→ **Goal**: Below are the records. List every line holding the word "Abril".

→ **Records for processing**:
____
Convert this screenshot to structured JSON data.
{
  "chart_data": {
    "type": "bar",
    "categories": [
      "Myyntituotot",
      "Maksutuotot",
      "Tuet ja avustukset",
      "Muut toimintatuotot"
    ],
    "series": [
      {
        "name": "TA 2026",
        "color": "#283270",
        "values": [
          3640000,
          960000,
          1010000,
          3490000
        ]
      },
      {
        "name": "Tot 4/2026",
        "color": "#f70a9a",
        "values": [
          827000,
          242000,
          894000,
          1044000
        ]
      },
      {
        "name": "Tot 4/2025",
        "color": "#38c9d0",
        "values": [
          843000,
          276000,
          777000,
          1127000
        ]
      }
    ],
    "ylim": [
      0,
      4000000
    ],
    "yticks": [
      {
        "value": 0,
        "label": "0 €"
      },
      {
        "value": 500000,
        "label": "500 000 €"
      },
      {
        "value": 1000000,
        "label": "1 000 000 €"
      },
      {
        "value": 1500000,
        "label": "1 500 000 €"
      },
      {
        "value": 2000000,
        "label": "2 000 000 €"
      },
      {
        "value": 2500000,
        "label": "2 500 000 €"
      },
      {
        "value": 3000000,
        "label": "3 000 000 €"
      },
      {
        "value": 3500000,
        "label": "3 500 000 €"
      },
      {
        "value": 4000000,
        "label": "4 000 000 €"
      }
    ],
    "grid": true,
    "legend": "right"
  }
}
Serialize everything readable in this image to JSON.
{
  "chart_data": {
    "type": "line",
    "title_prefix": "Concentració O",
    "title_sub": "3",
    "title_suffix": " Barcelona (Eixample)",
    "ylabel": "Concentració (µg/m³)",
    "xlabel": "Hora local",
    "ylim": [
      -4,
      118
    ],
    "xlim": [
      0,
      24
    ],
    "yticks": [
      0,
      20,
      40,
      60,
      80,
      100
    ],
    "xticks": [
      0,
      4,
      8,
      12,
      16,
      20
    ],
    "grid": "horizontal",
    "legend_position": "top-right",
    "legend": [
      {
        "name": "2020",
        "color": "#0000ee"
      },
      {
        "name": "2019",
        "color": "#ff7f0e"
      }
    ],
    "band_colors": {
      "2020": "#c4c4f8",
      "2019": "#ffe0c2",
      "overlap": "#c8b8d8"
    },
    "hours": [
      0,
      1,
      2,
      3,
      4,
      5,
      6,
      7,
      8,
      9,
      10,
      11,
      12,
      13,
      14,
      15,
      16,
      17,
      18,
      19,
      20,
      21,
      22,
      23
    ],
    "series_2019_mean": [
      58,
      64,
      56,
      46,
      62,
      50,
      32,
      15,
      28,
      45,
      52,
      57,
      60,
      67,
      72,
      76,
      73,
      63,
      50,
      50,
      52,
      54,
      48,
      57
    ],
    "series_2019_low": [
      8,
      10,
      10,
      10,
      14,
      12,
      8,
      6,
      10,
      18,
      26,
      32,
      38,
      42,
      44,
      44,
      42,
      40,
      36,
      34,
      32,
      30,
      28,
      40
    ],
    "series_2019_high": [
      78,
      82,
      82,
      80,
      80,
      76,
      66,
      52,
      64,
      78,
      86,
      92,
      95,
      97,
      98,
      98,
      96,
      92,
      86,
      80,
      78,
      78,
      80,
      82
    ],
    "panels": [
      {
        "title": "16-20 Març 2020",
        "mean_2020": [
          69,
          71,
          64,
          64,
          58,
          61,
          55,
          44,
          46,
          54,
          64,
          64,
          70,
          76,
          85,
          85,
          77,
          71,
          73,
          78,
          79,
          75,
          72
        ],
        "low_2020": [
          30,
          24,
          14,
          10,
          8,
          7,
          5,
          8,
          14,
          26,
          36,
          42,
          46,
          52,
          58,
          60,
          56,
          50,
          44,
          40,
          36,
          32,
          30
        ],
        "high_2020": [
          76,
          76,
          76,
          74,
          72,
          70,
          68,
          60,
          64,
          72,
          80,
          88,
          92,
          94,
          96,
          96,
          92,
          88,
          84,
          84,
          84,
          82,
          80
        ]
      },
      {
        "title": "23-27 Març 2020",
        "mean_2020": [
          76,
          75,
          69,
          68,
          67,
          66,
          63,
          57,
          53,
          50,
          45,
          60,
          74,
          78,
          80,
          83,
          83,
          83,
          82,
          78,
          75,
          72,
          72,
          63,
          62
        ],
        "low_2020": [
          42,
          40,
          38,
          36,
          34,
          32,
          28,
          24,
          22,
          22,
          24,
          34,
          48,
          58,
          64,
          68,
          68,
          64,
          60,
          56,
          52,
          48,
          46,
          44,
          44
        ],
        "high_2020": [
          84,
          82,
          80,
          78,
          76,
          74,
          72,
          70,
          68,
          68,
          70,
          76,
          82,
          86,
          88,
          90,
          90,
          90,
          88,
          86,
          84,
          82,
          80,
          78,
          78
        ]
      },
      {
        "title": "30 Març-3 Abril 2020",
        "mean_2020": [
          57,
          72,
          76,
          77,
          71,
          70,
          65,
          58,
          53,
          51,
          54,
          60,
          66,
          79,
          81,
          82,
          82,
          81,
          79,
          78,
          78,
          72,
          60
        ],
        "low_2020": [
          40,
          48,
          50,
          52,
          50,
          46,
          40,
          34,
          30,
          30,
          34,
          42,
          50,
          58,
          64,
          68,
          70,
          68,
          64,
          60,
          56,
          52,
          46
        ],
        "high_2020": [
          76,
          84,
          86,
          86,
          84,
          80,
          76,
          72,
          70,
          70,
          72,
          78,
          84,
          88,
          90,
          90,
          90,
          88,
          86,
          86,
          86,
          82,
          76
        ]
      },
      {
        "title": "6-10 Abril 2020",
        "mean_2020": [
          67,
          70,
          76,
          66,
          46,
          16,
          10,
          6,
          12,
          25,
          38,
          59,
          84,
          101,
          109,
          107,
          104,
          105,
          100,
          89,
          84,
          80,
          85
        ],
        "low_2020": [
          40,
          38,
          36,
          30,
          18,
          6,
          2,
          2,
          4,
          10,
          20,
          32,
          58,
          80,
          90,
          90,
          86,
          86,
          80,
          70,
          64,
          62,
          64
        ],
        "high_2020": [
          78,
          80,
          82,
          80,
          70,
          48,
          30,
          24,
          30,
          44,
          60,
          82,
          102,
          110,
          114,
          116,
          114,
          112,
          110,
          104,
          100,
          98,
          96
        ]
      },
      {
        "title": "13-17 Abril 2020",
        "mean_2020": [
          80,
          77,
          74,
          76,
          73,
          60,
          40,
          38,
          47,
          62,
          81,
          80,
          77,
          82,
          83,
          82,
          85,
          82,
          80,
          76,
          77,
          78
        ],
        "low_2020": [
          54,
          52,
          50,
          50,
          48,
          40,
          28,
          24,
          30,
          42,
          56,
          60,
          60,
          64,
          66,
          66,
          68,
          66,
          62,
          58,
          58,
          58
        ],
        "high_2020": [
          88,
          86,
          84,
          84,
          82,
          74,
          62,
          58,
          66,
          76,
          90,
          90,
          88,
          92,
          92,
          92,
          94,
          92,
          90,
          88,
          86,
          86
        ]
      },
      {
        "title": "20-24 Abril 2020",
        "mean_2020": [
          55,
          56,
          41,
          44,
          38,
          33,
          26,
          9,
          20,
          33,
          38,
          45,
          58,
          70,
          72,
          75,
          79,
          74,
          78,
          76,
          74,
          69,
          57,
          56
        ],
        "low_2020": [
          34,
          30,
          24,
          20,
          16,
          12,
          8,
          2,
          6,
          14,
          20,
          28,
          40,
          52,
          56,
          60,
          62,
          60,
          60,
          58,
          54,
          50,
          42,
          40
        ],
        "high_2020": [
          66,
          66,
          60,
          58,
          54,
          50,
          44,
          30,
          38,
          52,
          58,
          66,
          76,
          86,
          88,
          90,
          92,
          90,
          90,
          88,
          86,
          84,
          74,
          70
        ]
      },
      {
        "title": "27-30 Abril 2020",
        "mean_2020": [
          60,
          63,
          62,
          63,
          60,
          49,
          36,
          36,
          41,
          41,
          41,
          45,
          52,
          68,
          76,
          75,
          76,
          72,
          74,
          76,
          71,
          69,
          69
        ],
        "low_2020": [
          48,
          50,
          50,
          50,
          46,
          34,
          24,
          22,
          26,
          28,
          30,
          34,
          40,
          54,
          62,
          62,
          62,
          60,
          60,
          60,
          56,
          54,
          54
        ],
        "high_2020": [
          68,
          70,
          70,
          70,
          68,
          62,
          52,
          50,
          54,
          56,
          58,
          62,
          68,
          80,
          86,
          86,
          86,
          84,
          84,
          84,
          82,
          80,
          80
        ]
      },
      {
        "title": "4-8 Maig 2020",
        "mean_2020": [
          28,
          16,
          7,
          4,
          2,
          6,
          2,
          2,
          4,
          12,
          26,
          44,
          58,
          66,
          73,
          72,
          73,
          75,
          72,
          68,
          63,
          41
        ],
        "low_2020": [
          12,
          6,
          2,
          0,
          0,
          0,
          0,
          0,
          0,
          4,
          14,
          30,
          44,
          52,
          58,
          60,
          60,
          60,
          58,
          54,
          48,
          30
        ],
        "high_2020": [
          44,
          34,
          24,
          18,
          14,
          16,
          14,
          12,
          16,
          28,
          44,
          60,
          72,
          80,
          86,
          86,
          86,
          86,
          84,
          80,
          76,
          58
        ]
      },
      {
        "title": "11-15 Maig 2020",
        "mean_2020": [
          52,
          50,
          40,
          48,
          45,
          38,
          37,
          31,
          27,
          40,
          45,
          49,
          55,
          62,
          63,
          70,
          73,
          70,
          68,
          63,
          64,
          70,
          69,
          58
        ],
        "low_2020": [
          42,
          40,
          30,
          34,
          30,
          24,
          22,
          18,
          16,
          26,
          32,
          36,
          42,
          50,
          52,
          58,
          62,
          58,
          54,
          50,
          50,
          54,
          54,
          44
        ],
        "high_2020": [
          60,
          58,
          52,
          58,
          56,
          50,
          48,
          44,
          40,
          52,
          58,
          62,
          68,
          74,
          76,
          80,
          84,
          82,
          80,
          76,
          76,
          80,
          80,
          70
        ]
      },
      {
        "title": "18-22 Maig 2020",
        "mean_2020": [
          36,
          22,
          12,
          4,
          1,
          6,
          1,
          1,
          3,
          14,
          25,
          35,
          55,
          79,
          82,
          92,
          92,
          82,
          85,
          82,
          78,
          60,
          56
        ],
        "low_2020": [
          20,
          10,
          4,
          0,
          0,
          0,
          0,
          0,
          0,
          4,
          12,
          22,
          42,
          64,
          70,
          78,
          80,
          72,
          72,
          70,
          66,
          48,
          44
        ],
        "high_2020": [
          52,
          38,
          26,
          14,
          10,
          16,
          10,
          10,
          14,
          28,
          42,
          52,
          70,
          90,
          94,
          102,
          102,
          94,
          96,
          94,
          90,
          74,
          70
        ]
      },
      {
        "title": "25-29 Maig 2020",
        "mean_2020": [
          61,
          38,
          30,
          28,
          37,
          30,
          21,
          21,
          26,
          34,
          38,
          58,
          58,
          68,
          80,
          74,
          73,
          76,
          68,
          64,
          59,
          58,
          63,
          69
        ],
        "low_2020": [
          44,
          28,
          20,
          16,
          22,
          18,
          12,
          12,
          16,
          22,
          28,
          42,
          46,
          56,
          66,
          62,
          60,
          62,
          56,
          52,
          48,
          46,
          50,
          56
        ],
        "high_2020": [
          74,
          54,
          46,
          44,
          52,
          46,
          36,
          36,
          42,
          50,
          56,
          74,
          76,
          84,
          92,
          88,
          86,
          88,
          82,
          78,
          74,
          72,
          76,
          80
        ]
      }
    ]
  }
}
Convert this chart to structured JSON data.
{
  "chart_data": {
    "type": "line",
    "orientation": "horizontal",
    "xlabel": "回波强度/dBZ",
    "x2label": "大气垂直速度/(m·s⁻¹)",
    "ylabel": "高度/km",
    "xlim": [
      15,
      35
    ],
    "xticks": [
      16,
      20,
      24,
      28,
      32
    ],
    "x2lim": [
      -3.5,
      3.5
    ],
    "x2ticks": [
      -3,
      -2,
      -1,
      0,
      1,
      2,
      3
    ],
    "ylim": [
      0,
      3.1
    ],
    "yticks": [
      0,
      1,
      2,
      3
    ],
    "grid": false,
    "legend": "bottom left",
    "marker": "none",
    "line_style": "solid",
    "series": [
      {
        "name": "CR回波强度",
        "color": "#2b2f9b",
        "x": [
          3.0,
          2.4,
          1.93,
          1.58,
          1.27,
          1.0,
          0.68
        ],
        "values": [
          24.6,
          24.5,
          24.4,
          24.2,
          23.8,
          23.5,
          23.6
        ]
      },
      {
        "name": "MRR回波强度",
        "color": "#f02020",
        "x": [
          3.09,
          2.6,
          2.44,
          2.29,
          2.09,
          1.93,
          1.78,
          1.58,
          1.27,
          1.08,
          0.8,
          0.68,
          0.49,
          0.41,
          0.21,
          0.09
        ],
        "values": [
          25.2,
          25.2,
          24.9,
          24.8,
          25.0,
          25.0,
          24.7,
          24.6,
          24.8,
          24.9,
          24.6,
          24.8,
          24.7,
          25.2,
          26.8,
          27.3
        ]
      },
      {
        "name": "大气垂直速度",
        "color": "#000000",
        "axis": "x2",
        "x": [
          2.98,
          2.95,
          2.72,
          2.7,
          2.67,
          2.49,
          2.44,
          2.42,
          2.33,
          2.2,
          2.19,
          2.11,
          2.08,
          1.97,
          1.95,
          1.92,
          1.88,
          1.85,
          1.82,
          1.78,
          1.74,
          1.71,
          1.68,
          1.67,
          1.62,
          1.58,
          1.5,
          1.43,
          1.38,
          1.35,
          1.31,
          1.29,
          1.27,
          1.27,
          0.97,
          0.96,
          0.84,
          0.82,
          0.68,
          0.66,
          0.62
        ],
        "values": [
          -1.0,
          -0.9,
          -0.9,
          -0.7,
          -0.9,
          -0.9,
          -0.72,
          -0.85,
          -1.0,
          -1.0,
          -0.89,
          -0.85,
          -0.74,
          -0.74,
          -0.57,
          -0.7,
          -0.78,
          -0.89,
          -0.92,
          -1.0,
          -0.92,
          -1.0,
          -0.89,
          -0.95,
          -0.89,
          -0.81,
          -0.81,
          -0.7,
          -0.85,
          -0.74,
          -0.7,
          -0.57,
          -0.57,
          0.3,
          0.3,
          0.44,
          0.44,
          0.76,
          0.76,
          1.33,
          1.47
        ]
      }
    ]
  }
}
____
→ **Response below**:
        "title": "30 Març-3 Abril 2020",
        "title": "6-10 Abril 2020",
        "title": "13-17 Abril 2020",
        "title": "20-24 Abril 2020",
        "title": "27-30 Abril 2020",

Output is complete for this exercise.